Set task >> Work through the listing below and count the lines that hold "Country". Answer with the number alone.

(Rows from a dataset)

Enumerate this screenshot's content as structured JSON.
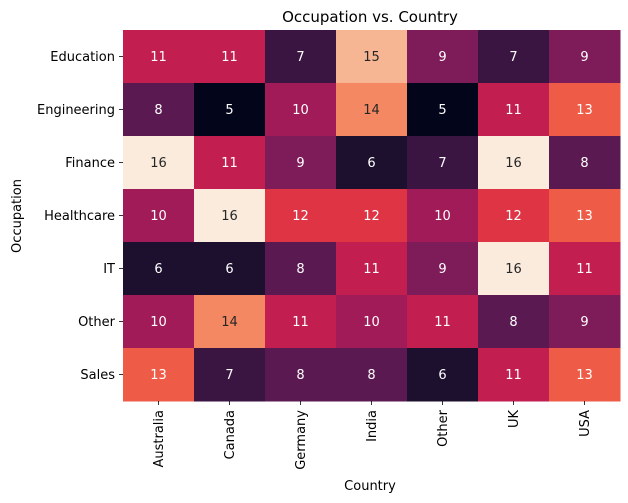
{
  "chart_data": {
    "type": "heatmap",
    "title": "Occupation vs. Country",
    "xlabel": "Country",
    "ylabel": "Occupation",
    "x_categories": [
      "Australia",
      "Canada",
      "Germany",
      "India",
      "Other",
      "UK",
      "USA"
    ],
    "y_categories": [
      "Education",
      "Engineering",
      "Finance",
      "Healthcare",
      "IT",
      "Other",
      "Sales"
    ],
    "values": [
      [
        11,
        11,
        7,
        15,
        9,
        7,
        9
      ],
      [
        8,
        5,
        10,
        14,
        5,
        11,
        13
      ],
      [
        16,
        11,
        9,
        6,
        7,
        16,
        8
      ],
      [
        10,
        16,
        12,
        12,
        10,
        12,
        13
      ],
      [
        6,
        6,
        8,
        11,
        9,
        16,
        11
      ],
      [
        10,
        14,
        11,
        10,
        11,
        8,
        9
      ],
      [
        13,
        7,
        8,
        8,
        6,
        11,
        13
      ]
    ],
    "value_range": [
      5,
      16
    ],
    "colormap": "rocket",
    "annotations": true
  }
}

Final result >> 2